Chart and figure data
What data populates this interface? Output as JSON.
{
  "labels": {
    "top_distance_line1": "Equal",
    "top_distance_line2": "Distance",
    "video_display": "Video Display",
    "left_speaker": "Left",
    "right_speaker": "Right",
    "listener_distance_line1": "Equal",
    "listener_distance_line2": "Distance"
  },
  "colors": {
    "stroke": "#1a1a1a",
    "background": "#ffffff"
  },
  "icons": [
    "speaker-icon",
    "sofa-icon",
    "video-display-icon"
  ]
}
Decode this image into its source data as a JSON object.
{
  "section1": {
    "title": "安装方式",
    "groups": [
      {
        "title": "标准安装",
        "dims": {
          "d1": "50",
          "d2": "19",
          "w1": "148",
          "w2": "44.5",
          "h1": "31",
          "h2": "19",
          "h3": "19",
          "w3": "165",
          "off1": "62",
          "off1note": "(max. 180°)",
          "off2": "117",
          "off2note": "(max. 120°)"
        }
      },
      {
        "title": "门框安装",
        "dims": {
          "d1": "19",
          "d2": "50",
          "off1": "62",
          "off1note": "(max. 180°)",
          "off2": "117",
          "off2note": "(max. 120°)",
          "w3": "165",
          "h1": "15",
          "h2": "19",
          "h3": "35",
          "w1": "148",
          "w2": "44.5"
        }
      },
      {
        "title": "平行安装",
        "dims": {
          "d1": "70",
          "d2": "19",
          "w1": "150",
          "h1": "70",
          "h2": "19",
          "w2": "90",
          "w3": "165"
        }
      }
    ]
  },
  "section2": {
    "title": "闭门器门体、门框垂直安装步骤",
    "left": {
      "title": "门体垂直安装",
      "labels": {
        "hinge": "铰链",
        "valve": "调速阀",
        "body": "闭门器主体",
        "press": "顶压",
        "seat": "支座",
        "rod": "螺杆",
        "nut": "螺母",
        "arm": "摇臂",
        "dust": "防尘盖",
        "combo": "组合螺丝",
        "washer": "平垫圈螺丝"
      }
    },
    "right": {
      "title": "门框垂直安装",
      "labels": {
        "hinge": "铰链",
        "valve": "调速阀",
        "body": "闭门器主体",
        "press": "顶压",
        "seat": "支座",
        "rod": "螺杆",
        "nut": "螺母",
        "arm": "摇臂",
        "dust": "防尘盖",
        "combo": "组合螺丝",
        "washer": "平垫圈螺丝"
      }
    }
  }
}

§ What is required
Identify the lines in the records above that contain the word "JSON", then state how many there are and nothing more.

§ Task output
2